» YOUR GOAL
Output all of the entries exactly as written.

____ SUPPLIED RECORDS

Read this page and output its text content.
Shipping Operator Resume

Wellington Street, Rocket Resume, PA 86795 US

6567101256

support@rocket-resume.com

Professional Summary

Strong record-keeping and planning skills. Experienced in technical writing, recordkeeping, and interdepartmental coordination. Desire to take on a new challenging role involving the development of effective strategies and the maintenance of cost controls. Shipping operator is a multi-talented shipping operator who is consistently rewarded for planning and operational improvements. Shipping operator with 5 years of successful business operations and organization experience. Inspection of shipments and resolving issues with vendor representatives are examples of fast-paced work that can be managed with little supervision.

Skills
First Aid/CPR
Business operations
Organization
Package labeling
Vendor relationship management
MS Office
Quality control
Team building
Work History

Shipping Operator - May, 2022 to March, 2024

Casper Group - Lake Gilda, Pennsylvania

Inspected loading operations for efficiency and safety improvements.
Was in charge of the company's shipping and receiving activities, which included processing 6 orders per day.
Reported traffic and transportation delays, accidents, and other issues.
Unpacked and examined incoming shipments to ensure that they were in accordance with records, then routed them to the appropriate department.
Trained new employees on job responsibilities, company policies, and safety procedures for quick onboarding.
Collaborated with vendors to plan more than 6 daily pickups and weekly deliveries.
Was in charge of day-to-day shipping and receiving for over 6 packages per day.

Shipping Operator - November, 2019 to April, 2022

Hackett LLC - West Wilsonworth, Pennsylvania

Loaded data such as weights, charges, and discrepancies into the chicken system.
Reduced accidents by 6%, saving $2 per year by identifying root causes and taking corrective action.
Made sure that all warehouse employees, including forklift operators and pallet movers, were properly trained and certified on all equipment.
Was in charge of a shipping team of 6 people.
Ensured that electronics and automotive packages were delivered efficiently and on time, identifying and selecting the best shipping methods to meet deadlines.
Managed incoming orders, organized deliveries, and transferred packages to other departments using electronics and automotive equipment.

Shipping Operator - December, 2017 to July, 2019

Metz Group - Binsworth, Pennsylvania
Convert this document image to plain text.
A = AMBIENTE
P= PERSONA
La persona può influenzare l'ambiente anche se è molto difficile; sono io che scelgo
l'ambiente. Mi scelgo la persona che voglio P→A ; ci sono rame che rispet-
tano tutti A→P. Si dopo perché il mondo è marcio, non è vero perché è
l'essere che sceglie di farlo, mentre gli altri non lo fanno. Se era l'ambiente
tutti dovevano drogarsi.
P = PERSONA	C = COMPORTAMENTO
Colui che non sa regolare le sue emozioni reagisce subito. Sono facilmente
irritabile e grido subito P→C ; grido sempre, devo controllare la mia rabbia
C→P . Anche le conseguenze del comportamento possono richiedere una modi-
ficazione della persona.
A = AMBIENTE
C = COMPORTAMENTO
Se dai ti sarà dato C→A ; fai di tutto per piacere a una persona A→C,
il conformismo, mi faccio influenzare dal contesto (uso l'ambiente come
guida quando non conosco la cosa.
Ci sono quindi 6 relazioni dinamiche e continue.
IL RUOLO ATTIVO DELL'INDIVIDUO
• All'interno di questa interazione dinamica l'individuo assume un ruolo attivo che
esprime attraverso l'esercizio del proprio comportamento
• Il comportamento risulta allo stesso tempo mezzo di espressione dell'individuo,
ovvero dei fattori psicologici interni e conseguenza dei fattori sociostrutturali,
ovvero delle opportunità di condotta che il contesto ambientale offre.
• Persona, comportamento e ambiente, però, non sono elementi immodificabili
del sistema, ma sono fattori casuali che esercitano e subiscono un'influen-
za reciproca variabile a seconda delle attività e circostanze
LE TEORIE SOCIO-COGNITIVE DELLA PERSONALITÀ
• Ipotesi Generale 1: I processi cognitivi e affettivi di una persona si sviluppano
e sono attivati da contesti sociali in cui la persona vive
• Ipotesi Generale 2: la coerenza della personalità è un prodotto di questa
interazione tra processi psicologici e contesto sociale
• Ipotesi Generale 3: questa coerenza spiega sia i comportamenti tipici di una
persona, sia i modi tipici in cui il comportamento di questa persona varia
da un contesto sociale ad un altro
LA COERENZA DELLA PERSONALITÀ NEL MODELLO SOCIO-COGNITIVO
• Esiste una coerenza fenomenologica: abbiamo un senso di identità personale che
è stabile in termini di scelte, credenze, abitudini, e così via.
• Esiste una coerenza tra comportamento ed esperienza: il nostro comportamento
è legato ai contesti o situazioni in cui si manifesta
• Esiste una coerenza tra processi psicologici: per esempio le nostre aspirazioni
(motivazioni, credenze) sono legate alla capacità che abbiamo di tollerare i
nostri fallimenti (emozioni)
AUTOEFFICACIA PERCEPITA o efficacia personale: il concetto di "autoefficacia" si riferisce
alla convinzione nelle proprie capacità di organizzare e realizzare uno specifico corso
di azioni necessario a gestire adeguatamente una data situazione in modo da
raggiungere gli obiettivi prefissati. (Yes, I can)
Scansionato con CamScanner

________

» SOLUTION TO THE PROBLEM
Read this page and output its text content.
Shipping Operator Resume

Wellington Street, Rocket Resume, PA 86795 US

6567101256

support@rocket-resume.com

Professional Summary

Strong record-keeping and planning skills. Experienced in technical writing, recordkeeping, and interdepartmental coordination. Desire to take on a new challenging role involving the development of effective strategies and the maintenance of cost controls. Shipping operator is a multi-talented shipping operator who is consistently rewarded for planning and operational improvements. Shipping operator with 5 years of successful business operations and organization experience. Inspection of shipments and resolving issues with vendor representatives are examples of fast-paced work that can be managed with little supervision.

Skills
First Aid/CPR
Business operations
Organization
Package labeling
Vendor relationship management
MS Office
Quality control
Team building
Work History

Shipping Operator - May, 2022 to March, 2024

Casper Group - Lake Gilda, Pennsylvania

Inspected loading operations for efficiency and safety improvements.
Was in charge of the company's shipping and receiving activities, which included processing 6 orders per day.
Reported traffic and transportation delays, accidents, and other issues.
Unpacked and examined incoming shipments to ensure that they were in accordance with records, then routed them to the appropriate department.
Trained new employees on job responsibilities, company policies, and safety procedures for quick onboarding.
Collaborated with vendors to plan more than 6 daily pickups and weekly deliveries.
Was in charge of day-to-day shipping and receiving for over 6 packages per day.

Shipping Operator - November, 2019 to April, 2022

Hackett LLC - West Wilsonworth, Pennsylvania

Loaded data such as weights, charges, and discrepancies into the chicken system.
Reduced accidents by 6%, saving $2 per year by identifying root causes and taking corrective action.
Made sure that all warehouse employees, including forklift operators and pallet movers, were properly trained and certified on all equipment.
Was in charge of a shipping team of 6 people.
Ensured that electronics and automotive packages were delivered efficiently and on time, identifying and selecting the best shipping methods to meet deadlines.
Managed incoming orders, organized deliveries, and transferred packages to other departments using electronics and automotive equipment.

Shipping Operator - December, 2017 to July, 2019

Metz Group - Binsworth, Pennsylvania
Convert this document image to plain text.
A = AMBIENTE
P= PERSONA
La persona può influenzare l'ambiente anche se è molto difficile; sono io che scelgo
l'ambiente. Mi scelgo la persona che voglio P→A ; ci sono rame che rispet-
tano tutti A→P. Si dopo perché il mondo è marcio, non è vero perché è
l'essere che sceglie di farlo, mentre gli altri non lo fanno. Se era l'ambiente
tutti dovevano drogarsi.
P = PERSONA	C = COMPORTAMENTO
Colui che non sa regolare le sue emozioni reagisce subito. Sono facilmente
irritabile e grido subito P→C ; grido sempre, devo controllare la mia rabbia
C→P . Anche le conseguenze del comportamento possono richiedere una modi-
ficazione della persona.
A = AMBIENTE
C = COMPORTAMENTO
Se dai ti sarà dato C→A ; fai di tutto per piacere a una persona A→C,
il conformismo, mi faccio influenzare dal contesto (uso l'ambiente come
guida quando non conosco la cosa.
Ci sono quindi 6 relazioni dinamiche e continue.
IL RUOLO ATTIVO DELL'INDIVIDUO
• All'interno di questa interazione dinamica l'individuo assume un ruolo attivo che
esprime attraverso l'esercizio del proprio comportamento
• Il comportamento risulta allo stesso tempo mezzo di espressione dell'individuo,
ovvero dei fattori psicologici interni e conseguenza dei fattori sociostrutturali,
ovvero delle opportunità di condotta che il contesto ambientale offre.
• Persona, comportamento e ambiente, però, non sono elementi immodificabili
del sistema, ma sono fattori casuali che esercitano e subiscono un'influen-
za reciproca variabile a seconda delle attività e circostanze
LE TEORIE SOCIO-COGNITIVE DELLA PERSONALITÀ
• Ipotesi Generale 1: I processi cognitivi e affettivi di una persona si sviluppano
e sono attivati da contesti sociali in cui la persona vive
• Ipotesi Generale 2: la coerenza della personalità è un prodotto di questa
interazione tra processi psicologici e contesto sociale
• Ipotesi Generale 3: questa coerenza spiega sia i comportamenti tipici di una
persona, sia i modi tipici in cui il comportamento di questa persona varia
da un contesto sociale ad un altro
LA COERENZA DELLA PERSONALITÀ NEL MODELLO SOCIO-COGNITIVO
• Esiste una coerenza fenomenologica: abbiamo un senso di identità personale che
è stabile in termini di scelte, credenze, abitudini, e così via.
• Esiste una coerenza tra comportamento ed esperienza: il nostro comportamento
è legato ai contesti o situazioni in cui si manifesta
• Esiste una coerenza tra processi psicologici: per esempio le nostre aspirazioni
(motivazioni, credenze) sono legate alla capacità che abbiamo di tollerare i
nostri fallimenti (emozioni)
AUTOEFFICACIA PERCEPITA o efficacia personale: il concetto di "autoefficacia" si riferisce
alla convinzione nelle proprie capacità di organizzare e realizzare uno specifico corso
di azioni necessario a gestire adeguatamente una data situazione in modo da
raggiungere gli obiettivi prefissati. (Yes, I can)
Scansionato con CamScanner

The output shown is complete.